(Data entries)
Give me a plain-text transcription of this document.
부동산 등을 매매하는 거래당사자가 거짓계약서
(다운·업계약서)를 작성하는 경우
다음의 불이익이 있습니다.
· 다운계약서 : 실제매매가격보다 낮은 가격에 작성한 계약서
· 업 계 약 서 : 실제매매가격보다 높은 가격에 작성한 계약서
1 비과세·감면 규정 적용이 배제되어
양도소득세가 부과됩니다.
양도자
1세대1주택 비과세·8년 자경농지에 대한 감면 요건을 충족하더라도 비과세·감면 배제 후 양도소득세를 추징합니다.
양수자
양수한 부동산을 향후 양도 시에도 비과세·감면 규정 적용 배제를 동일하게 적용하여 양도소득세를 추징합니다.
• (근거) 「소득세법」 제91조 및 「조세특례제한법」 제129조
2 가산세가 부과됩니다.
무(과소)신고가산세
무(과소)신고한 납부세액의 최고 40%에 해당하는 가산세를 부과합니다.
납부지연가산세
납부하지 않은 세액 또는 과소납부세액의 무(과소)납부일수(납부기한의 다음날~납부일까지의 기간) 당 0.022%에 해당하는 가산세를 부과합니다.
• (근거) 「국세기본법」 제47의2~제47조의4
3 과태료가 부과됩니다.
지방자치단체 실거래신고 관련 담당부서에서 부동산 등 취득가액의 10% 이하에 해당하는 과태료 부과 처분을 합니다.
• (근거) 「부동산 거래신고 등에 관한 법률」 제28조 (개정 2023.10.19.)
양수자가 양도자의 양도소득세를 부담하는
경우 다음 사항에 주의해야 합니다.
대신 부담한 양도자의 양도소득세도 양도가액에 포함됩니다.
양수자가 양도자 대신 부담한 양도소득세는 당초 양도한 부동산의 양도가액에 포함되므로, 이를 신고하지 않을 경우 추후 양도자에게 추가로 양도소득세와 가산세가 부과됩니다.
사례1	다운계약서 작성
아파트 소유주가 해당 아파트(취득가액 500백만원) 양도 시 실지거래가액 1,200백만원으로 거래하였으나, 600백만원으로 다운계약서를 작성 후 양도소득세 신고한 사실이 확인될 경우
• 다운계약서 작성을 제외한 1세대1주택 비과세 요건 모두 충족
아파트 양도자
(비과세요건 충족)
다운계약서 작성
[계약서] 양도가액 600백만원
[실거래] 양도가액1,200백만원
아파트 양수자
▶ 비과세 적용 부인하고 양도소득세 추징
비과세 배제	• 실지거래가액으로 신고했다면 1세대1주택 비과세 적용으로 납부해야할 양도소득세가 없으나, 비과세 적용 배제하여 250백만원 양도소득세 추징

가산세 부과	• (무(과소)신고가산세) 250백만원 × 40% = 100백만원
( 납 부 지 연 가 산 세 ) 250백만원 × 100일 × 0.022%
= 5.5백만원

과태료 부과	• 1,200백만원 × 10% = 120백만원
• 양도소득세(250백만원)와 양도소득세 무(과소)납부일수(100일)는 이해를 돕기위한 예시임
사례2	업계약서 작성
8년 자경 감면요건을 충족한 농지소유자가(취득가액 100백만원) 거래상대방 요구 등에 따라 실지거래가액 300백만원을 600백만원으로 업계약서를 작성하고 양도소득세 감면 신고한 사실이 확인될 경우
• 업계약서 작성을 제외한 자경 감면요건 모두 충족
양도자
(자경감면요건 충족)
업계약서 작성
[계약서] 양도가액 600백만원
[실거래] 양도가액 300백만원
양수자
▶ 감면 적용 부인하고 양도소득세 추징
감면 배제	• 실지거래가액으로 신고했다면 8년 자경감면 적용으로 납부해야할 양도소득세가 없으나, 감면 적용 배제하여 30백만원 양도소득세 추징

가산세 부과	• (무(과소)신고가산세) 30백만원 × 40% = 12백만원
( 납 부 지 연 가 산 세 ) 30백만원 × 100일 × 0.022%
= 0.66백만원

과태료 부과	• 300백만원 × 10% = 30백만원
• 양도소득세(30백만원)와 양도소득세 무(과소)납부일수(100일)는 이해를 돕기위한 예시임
---
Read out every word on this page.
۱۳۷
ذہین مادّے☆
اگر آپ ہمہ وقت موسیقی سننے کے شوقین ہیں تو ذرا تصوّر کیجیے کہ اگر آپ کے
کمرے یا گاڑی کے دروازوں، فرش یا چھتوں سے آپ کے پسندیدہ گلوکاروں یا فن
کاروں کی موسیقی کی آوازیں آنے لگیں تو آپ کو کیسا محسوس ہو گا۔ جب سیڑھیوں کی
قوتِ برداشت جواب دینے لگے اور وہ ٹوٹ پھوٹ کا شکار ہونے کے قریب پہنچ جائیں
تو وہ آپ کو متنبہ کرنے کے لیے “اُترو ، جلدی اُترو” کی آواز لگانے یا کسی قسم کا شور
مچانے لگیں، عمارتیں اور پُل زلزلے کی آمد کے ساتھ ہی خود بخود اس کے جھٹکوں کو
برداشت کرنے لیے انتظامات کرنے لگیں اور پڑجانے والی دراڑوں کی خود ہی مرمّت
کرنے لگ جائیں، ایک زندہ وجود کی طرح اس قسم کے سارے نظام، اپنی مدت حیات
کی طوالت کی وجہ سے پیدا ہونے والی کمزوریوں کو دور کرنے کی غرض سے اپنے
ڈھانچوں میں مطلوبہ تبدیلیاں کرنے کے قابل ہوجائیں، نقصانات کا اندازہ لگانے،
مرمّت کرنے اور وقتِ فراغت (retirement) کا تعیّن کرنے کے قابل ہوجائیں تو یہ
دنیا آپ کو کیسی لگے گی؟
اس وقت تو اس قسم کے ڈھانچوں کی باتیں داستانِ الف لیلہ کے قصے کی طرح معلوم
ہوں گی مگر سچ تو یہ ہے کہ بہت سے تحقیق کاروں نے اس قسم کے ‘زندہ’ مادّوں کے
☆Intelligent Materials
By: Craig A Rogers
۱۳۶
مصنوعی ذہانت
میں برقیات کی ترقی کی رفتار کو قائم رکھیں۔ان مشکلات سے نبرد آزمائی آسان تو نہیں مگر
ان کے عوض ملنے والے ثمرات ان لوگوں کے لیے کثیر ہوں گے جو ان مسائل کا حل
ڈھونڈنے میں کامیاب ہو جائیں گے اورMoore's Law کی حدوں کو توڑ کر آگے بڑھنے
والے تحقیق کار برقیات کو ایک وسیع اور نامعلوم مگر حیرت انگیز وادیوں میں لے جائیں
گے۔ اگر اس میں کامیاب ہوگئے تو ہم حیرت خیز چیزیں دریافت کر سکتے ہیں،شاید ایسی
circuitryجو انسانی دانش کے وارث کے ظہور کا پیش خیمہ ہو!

**Exercise description**
Go through the material above and copy each line that has the word "신고가산세".

**Solution for this exercise**
무(과소)신고가산세
가산세 부과	• (무(과소)신고가산세) 250백만원 × 40% = 100백만원
가산세 부과	• (무(과소)신고가산세) 30백만원 × 40% = 12백만원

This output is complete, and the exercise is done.